The strategic and energy-rich region beginning in the eastern Mediterranean and stretching 600 miles east into Central Asia straddles three continents, from Libya to Azerbaijan. The region is undergoing changes as large as those that Dickens described between London and revolutionary Paris. Huge energy deposits have been discovered at the same time that political upheavals roil the area. In this cauldron, the United States faces serious challenges and opportunities.
Politics and alliances in the eastern Mediterranean are shifting, and the region’s security framework is splintering. The region is now divided as much within the Muslim world as between it and the non-Muslim states.
A new order is emerging as a result of three major events: the redrawing of the region’s hydrocarbon map, with the discovery of substantial hydrocarbon deposits in the Cypriot and Israeli exclusive economic zones; Turkey’s adoption of a hostile neo-Ottoman ideology to guide it in the 21st century; and the “Arab Spring.” At the mid-point of this political shift, Greece and Cyprus — coordinating with Israel — have remained the principal states in the region that are friendly to the West. When volatility and fear are on the rise, predictability becomes especially prized.
The roles of Greece and Cyprus in the West’s political and security framework offer U.S. policy makers an arc of stability in the eastern Mediterranean, and bring the EU to within 45 minutes of Israel’s borders. Port usage, naval facilities, and strategic airbases that Cyprus and Greece have long extended to the United States permit a U.S. Sixth Fleet — if the U.S. should decide to return that once-powerful naval force to even a fraction of its former strength — to safeguard the region’s sea lines of communication. The region’s increasing volatility has elevated the strategic roles of Greece and Cyprus, and offers an incentive for American statesmen to promote a new order that establishes stronger relations with both countries and bolsters their regional standing.

_Records_
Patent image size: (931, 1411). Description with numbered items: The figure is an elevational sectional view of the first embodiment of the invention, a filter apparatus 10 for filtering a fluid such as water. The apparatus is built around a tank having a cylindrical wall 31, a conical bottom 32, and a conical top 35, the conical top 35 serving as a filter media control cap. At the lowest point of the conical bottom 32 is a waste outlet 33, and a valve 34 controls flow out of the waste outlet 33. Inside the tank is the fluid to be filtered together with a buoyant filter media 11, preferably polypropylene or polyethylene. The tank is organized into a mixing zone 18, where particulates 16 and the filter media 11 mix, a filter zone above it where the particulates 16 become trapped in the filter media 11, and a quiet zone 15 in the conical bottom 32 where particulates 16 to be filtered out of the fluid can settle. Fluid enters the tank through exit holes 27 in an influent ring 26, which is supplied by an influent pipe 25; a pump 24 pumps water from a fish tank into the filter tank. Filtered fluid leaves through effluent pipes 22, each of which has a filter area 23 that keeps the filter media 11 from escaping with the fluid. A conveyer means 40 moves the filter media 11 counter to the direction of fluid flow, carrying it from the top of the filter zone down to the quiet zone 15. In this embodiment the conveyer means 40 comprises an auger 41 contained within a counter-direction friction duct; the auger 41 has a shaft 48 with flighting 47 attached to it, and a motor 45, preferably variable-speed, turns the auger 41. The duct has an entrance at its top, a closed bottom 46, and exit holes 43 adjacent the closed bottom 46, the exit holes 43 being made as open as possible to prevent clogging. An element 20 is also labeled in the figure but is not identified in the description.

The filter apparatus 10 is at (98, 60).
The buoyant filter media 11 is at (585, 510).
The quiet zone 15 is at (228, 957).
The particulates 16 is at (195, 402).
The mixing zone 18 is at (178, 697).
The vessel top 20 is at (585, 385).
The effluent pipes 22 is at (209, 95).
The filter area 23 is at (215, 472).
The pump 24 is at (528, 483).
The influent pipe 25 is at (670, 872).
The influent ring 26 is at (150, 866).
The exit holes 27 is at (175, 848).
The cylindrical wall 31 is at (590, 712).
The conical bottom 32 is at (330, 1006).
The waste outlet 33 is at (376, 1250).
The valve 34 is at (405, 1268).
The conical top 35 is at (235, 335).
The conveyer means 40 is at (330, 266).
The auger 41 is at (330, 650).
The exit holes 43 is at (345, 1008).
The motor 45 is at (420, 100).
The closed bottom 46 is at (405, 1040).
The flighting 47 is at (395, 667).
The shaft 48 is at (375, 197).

_Job_
Pick up the text about the eastern Mediterranean's shifting politics after its final sentence and continue writing it.

_The reply_
Yet the eastern Mediterranean is witnessing new political, military, and energy centers of gravity just as the U.S. administration wants to “pivot” to Asia.
While China and India will require U.S. attention for at least the remainder of this century, the United States cannot abandon its influence in the eastern Mediterranean without risking NATO’s southern flank and the alliance itself if Iran becomes a nuclear power (leaving Israel to fend for itself), and without further underlining the appearance of a great power in strategic retreat.
The U.S.’s interest and involvement in the Mediterranean dates to the Jefferson administration. The United States has sought a stable region since the U.S. Navy battled the Barbary pirates in the early 19th century to keep them from preying on American commercial interests from their ports in North Africa. The ascendance of radical Islam as the region’s most dynamic political force, and the deepening connections of the radicals with the “Arab Spring,” is a great threat to U.S. interests — as the recent closure of 19 U.S. embassies from North Africa to the Middle East and as far south as Madagascar demonstrates. Islamist and authoritarian regimes have emerged after the demise of the region’s ancien régime. The regional drift toward authoritarian Islamism is a reminder of the late Harvard professor Samuel Huntington’s warning about a clash of civilizations, and suggests a struggle as long and dangerous as the one that occupied Europe’s attention throughout the centuries-long reign of imperial Ottoman rule.
The Ottomans’ successor, modern-day Turkey, has abandoned the Kemalist enterprise and is governed by an increasingly repressive, hostile, and Islamist regime. Turkey’s economic growth has encouraged Prime Minister Tayyip Erdogan to hew to his ideology, casting aside modern-day Turkey’s westward-looking and secular character that succeeded the collapse of the Ottoman Empire. In its place, Mr. Erdogan has reoriented Turkey towards the East, emphasizing Sunni Muslim solidarity and hostility towards the U.S.’s non-Muslim allies in the region. Erdogan’s policy looks to reestablish the hegemony that his Ottoman predecessors achieved. There are many examples of this policy, such as the Turkish navy’s recent interference with the efforts of Israel and Cyprus to consolidate efforts to extract hydrocarbons from the sea beds within their exclusive economic zones; Turkish Foreign Minister Ahmet Davutoglu’s March promise to “again tie Sarajevo to Damascus, Benghazi to … Batumi” (on Georgia’s Black Sea coast); and the London-based International Institute for Strategic Studies’ observation that “in March 2012, the Turkish government introduced a five-year strategic plan to make the country’s armaments industry one of the world’s ten largest by 2016.”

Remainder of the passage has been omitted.